:: DATA EXTRACT

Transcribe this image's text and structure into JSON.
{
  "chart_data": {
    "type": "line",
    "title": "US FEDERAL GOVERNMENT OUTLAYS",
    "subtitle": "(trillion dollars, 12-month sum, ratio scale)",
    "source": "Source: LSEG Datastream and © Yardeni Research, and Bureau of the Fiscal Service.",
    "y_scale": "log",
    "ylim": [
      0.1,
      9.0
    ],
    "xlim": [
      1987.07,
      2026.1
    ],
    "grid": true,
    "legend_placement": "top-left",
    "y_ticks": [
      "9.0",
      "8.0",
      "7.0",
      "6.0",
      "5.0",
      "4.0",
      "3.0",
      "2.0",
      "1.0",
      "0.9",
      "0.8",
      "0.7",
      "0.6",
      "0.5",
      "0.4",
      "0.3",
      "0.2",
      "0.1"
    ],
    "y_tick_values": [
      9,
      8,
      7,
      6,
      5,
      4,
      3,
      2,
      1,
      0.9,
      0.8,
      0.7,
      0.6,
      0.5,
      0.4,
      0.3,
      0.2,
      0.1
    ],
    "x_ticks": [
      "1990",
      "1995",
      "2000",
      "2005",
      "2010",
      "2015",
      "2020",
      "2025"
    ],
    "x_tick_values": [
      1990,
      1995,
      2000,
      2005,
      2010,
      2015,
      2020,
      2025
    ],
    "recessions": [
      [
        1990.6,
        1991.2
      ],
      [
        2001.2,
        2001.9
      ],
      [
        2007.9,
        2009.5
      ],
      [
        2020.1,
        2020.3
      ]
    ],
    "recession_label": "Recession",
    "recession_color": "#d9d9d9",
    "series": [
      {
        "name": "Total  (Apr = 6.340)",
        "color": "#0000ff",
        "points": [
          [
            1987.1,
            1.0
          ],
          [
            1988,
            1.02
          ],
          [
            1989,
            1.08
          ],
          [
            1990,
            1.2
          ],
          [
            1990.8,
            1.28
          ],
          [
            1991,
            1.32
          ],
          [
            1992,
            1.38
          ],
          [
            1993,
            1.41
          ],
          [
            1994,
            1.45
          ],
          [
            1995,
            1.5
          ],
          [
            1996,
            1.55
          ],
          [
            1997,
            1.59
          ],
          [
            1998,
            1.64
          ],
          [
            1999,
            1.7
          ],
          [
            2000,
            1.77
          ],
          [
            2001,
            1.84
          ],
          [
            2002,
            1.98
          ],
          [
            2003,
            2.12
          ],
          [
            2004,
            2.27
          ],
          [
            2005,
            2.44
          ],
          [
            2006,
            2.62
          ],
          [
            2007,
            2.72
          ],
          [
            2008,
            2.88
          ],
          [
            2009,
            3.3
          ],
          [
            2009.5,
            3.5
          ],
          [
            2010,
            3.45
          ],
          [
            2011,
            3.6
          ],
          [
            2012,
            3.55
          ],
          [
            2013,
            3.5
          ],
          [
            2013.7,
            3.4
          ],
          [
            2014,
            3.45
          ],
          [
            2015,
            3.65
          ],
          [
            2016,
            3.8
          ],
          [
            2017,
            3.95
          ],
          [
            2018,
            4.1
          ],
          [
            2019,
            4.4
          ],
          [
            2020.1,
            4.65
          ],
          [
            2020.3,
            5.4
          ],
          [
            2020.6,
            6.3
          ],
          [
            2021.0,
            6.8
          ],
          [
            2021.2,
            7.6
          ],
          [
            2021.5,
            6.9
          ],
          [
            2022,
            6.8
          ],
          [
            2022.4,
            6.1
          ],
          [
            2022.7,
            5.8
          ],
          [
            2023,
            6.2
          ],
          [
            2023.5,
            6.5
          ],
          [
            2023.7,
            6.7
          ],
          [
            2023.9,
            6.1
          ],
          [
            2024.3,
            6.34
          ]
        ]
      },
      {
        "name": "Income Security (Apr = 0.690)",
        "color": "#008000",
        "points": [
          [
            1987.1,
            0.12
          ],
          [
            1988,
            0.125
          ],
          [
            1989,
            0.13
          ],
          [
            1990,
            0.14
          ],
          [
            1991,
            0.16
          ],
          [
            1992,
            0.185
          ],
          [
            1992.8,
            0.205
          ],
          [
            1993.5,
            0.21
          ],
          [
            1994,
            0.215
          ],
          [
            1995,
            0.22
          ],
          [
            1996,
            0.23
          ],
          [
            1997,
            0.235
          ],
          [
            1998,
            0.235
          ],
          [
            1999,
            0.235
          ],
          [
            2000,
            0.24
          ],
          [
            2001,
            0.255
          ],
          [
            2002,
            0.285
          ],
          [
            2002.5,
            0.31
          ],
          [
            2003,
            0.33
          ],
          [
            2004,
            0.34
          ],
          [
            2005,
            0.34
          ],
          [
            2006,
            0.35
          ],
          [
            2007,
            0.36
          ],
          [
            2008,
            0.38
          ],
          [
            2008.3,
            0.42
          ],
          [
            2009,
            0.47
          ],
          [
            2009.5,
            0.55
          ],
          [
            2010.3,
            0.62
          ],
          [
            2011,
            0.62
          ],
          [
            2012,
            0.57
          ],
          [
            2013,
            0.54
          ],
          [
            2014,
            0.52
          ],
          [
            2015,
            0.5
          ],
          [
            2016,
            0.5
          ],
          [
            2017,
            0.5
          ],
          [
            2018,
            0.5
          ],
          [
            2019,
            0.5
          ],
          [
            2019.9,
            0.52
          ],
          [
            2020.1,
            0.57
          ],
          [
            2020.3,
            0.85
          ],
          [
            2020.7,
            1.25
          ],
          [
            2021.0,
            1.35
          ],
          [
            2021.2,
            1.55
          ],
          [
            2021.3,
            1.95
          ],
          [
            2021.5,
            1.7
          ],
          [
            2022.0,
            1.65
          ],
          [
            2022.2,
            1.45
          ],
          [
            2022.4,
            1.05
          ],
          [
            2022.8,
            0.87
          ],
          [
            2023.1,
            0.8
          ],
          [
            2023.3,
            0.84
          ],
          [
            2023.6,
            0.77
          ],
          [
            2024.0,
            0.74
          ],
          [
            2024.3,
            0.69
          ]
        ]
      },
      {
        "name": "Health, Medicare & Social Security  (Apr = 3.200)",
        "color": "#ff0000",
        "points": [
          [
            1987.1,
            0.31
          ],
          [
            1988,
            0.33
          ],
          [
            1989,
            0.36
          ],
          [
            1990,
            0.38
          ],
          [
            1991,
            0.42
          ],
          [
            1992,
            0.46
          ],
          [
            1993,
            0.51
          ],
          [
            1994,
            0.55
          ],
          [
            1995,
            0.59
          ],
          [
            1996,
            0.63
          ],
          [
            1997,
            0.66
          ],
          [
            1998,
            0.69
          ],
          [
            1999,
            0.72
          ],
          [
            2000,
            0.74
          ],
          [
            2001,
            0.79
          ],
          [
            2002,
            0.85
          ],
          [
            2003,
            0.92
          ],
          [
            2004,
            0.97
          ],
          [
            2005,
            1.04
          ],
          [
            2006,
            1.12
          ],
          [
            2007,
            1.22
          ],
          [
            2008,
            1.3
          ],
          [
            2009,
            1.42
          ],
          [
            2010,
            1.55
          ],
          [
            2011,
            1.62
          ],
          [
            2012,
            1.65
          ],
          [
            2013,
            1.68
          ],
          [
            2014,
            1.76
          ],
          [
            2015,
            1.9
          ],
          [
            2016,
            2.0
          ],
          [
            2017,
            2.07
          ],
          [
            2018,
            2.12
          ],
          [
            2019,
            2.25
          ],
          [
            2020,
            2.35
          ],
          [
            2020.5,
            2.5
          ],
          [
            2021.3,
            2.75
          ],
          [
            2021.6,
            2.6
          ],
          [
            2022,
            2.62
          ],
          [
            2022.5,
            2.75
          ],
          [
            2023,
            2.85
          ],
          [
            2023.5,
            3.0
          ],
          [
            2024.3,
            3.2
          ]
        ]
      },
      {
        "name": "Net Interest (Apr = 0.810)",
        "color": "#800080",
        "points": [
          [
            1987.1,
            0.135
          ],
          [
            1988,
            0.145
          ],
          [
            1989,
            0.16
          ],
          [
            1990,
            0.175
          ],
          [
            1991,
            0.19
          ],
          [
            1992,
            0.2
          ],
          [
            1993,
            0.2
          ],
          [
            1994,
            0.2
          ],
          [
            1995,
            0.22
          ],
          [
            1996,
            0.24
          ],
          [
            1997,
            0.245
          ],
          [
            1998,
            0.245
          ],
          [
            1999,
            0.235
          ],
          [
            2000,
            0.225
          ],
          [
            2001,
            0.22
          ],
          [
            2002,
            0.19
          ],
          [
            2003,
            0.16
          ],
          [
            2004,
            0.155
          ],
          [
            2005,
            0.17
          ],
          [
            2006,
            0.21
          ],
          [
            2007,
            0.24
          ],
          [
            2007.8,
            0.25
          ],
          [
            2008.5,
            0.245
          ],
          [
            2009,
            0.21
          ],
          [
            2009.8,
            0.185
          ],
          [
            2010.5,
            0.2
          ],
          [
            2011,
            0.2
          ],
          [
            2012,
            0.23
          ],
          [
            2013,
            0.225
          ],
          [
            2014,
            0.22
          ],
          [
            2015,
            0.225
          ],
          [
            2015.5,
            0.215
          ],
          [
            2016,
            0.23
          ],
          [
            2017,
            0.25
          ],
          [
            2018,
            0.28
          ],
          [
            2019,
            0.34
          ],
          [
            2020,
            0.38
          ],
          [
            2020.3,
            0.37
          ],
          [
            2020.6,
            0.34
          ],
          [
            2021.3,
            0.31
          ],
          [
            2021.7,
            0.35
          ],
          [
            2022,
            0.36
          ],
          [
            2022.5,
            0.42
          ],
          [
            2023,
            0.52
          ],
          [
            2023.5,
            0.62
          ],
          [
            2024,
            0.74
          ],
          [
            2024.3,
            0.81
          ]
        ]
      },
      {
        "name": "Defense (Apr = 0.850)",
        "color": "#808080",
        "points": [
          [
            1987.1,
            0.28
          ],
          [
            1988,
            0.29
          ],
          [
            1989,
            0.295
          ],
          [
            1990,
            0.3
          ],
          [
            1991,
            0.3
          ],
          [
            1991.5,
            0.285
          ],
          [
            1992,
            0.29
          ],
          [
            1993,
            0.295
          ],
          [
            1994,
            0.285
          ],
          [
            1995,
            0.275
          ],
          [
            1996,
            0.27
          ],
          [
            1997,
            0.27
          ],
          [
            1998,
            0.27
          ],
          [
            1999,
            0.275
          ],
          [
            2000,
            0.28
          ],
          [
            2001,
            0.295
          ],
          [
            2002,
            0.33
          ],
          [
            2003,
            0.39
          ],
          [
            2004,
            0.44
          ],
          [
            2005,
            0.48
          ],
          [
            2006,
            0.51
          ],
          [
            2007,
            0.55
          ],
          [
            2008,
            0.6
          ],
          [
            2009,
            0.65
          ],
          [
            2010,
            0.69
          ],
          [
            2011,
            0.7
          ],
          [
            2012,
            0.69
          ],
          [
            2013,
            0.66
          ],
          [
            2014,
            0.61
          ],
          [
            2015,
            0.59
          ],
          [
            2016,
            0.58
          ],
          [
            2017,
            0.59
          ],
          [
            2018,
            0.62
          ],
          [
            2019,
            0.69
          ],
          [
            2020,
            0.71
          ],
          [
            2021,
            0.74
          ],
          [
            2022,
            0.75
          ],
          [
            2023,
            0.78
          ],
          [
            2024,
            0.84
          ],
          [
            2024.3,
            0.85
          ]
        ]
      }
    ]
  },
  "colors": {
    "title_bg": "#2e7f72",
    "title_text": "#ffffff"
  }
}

::::

STATED GOAL — Show, from the listing above, each line that contains the word "name".

THE SOLUTION —
        "name": "Total  (Apr = 6.340)",
        "name": "Income Security (Apr = 0.690)",
        "name": "Health, Medicare & Social Security  (Apr = 3.200)",
        "name": "Net Interest (Apr = 0.810)",
        "name": "Defense (Apr = 0.850)",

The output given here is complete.